- **Texte fourni**
====
Pourtant les sœurs, elles aussi, gémissent sur leur insuccès. Elles se plaignent que le seul temps des vacances suffit à détruire l’ouvrage de toute l’année ; elles déplorent surtout l’indifférence et le manque de cœur des jeunes filles. Parmi tant de jolies élèves paraissant si affectionnées, qu’elles ont instruites et élevées, deux seulement sont jamais revenues faire une visite de reconnaissance à leurs anciennes maîtresses.
Ces deux-là, il faut le dire, reviennent régulièrement, mais les autres, sitôt leur temps d’éducation révolu, disparaissent dans les bois comme des insectes délivrés de captivité. On peut difficilement imaginer quelque chose de plus décourageant et, pourtant, je ne crois pas que ces dames doivent désespérer. Pour un certain nombre d’années, elles gardent les enfants en bonne santé et les occupent innocemment ; et s’il était possible de sauver cette race, ce serait peut-être par ce moyen. On ne peut faire ce compliment à l’école des garçons de Hatiheu. Le jour est fixé déjà pour eux tous ; pour les maîtres comme pour les élèves, la mort est en route ; elle est sur pied ; elle les guette ; et pendant les nombreux entractes, ils demeurent assis, et bâillent ! Mais, dans la vie, le fil invisible qui mène les destinés transparaît à travers les choses les plus insignifiantes ; l’effort le plus indolent n’est pas perdu ; et l’école de Hatiheu elle-même est peut-être plus utile qu’elle ne paraît.
Hatiheu est une localité de quelques prétentions. L’extrémité de la baie, du côté d’Anaho, peut être appelée l’enceinte civile, car elle se vante de posséder la maison de Kooamua, et, tout près du rivage, sous un grand arbre, celle du gendarme Mr. Armand Aussel, avec son jardin, ses tableaux, ses livres et sa table excellente où les étrangers sont les bienvenus. Le contraste le plus absolu règne entre la gendarmerie et le presbytère et entretient entre eux une opposition sourde, pleine de doléances réciproques. La cuisine d’un presbytère, dans les îles orientales, est un lieu déprimant à voir ; et le plus grand nombre des missionnaires ne font rien pour entretenir un jardin, arrivant déjà péniblement à vivre avec la ration qu’il leur est allouée. Mais jamais vous ne dînerez avec un gendarme sans vous pourlécher les lèvres ! et le saucisson « home-made » de Mr. Aussel et la salade de son jardin sont un régal qui ne s’oublie pas ! Pierre Loti sera sans doute heureux de savoir qu’il est l’auteur favori de M. Aussel, et que ses livres sont lus dans le décor, bien approprié, de la baie de Hatiheu.
====
- **Données**
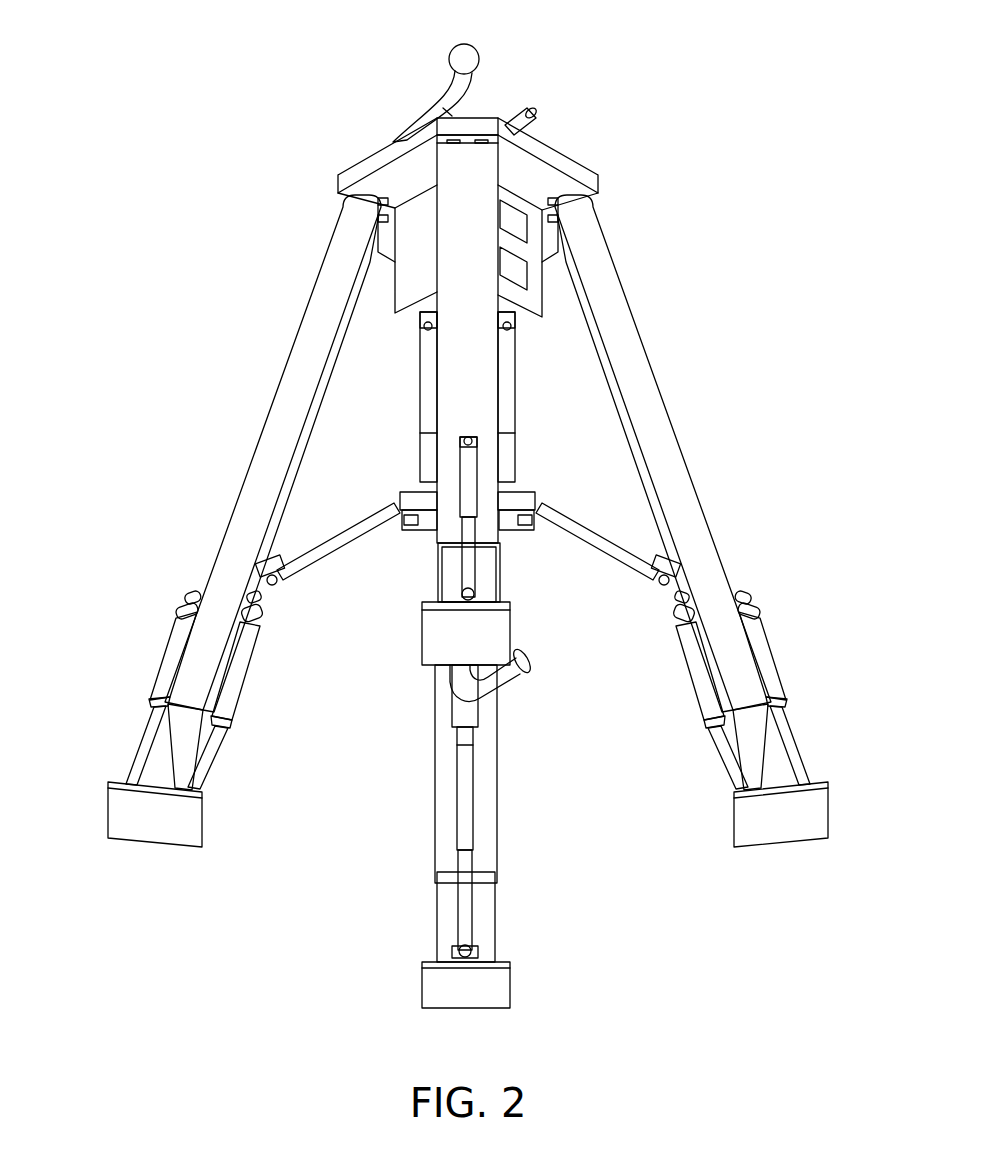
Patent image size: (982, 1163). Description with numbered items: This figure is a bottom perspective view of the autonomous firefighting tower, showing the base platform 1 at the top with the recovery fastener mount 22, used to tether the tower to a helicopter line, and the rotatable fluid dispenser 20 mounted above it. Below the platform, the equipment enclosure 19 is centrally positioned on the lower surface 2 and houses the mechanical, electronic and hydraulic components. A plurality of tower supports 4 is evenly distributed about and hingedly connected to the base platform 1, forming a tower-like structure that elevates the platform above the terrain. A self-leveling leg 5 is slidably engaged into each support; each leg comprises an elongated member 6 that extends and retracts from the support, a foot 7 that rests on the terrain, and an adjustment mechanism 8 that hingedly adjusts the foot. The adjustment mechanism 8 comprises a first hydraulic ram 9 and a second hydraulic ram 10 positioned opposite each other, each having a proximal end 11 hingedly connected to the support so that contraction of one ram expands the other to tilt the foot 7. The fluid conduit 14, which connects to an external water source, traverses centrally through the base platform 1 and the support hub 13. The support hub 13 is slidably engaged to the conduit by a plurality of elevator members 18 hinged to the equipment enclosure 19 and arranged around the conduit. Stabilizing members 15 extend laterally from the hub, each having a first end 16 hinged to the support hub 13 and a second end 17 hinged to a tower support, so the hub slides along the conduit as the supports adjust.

The base platform 1 is at (375, 128).
The lower surface 2 is at (397, 194).
The tower supports 4 is at (322, 288).
The self-leveling legs 5 is at (94, 634).
The elongated member 6 is at (186, 790).
The foot 7 is at (120, 818).
The adjustment mechanism 8 is at (256, 723).
The first hydraulic ram 9 is at (250, 650).
The second hydraulic ram 10 is at (158, 686).
The proximal end 11 is at (182, 605).
The support hub 13 is at (528, 498).
The fluid conduit 14 is at (527, 660).
The stabilizing members 15 is at (353, 533).
The first end 16 is at (396, 520).
The second end 17 is at (285, 567).
The elevator members 18 is at (418, 395).
The equipment enclosure 19 is at (405, 318).
The fluid dispenser 20 is at (532, 108).
The recovery fastener mount 22 is at (472, 52).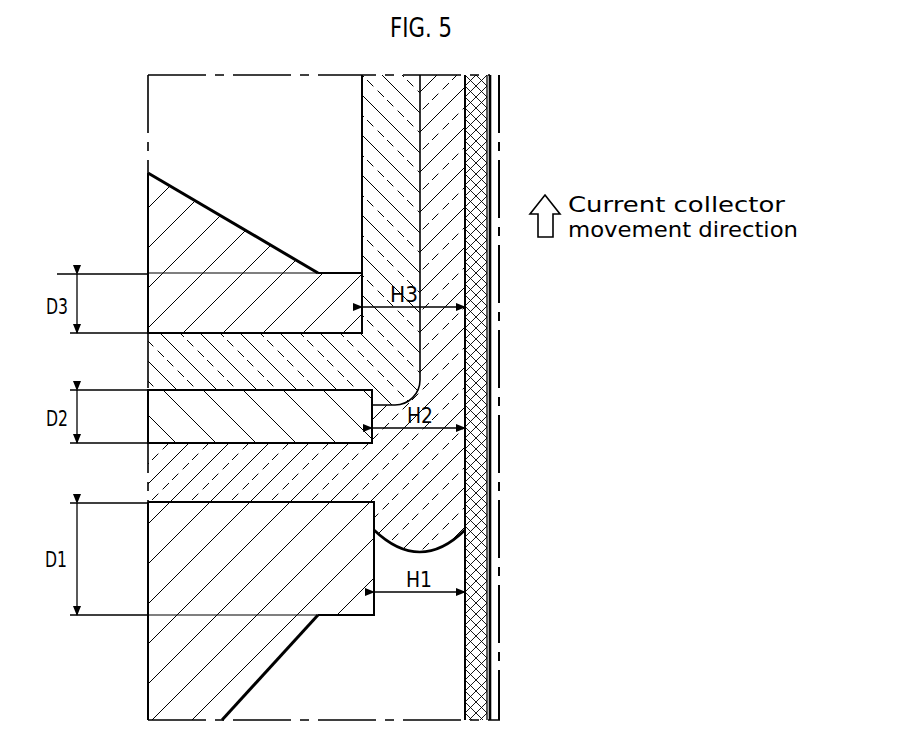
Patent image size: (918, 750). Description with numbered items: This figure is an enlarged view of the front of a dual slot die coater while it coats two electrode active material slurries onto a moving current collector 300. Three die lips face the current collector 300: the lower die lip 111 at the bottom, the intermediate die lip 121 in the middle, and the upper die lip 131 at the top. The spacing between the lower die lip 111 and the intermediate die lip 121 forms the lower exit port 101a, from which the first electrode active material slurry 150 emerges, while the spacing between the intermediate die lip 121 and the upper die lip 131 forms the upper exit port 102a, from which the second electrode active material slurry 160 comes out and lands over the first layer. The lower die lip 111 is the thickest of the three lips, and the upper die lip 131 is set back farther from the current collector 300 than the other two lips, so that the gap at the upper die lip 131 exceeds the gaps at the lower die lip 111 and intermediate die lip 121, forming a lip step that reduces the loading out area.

The lower die lip 111 is at (353, 577).
The intermediate die lip 121 is at (366, 418).
The upper die lip 131 is at (350, 300).
The lower exit port 101a is at (345, 468).
The upper exit port 102a is at (374, 362).
The first electrode active material slurry 150 is at (440, 189).
The second electrode active material slurry 160 is at (372, 136).
The current collector 300 is at (491, 128).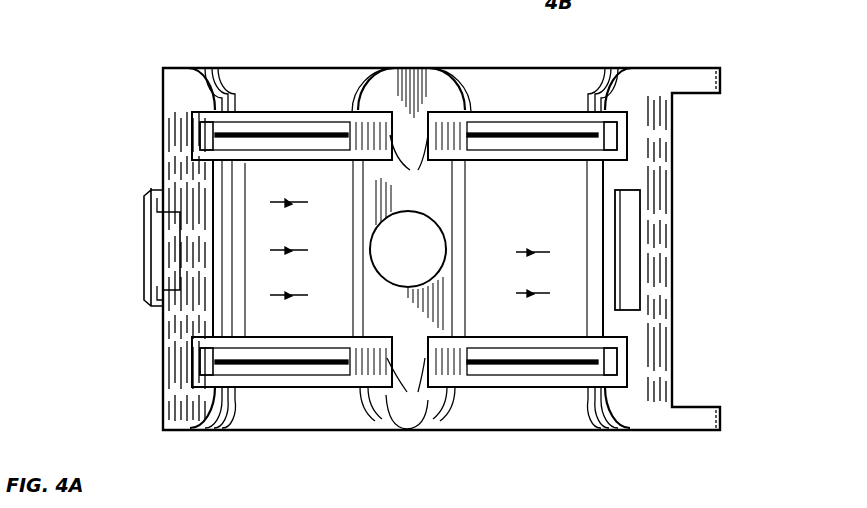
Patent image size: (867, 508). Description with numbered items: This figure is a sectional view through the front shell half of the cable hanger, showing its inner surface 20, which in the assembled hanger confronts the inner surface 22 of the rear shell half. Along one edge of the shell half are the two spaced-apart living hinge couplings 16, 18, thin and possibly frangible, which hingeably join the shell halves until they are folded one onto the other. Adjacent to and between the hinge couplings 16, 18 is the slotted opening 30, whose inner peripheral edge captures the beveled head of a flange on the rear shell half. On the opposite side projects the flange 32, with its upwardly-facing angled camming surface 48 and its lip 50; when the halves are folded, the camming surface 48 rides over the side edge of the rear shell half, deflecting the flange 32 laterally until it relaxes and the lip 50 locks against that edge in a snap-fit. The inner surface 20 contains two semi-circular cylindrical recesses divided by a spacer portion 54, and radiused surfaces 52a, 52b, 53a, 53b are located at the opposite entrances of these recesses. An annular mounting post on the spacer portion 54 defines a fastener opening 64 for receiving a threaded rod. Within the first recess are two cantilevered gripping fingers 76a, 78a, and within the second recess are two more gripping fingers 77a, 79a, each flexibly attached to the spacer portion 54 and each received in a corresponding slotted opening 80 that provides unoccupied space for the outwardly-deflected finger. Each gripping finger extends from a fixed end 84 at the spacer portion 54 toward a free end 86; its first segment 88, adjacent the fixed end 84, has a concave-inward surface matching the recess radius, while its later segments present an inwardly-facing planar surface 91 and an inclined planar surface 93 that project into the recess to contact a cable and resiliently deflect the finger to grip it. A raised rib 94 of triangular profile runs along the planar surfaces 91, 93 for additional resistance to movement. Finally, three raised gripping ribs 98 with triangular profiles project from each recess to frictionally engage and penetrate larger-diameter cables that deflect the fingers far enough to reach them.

The living hinge coupling 16 is at (705, 95).
The living hinge coupling 18 is at (705, 407).
The inner surface 20 is at (258, 255).
The inner surface 22 is at (489, 255).
The slotted opening 30 is at (630, 218).
The flange 32 is at (146, 302).
The camming surface 48 is at (152, 231).
The lip 50 is at (172, 256).
The radiused surface 52a is at (310, 404).
The radiused surface 52b is at (241, 88).
The radiused surface 53a is at (567, 404).
The radiused surface 53b is at (581, 88).
The spacer portion 54 is at (400, 329).
The fastener opening 64 is at (416, 262).
The gripping finger 76a is at (264, 114).
The gripping finger 77a is at (575, 112).
The gripping finger 78a is at (285, 388).
The gripping finger 79a is at (538, 388).
The slotted opening 80 is at (288, 112).
The fixed end 84 is at (402, 282).
The free end 86 is at (208, 134).
The first segment 88 is at (455, 125).
The planar surface 91 is at (305, 118).
The planar surface 93 is at (243, 159).
The raised rib 94 is at (323, 138).
The gripping rib 98 is at (292, 204).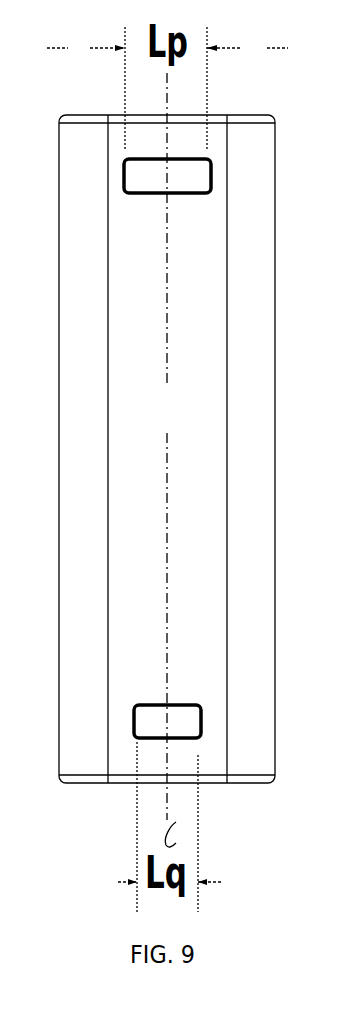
====
- **Consigne**
Recopiez fidèlement l'extrait sur Hatiheu depuis « Pourtant les sœurs, elles » jusqu'à « leurs anciennes maîtresses. » inclus.

- **Réponse complète**
Pourtant les sœurs, elles aussi, gémissent sur leur insuccès. Elles se plaignent que le seul temps des vacances suffit à détruire l’ouvrage de toute l’année ; elles déplorent surtout l’indifférence et le manque de cœur des jeunes filles. Parmi tant de jolies élèves paraissant si affectionnées, qu’elles ont instruites et élevées, deux seulement sont jamais revenues faire une visite de reconnaissance à leurs anciennes maîtresses.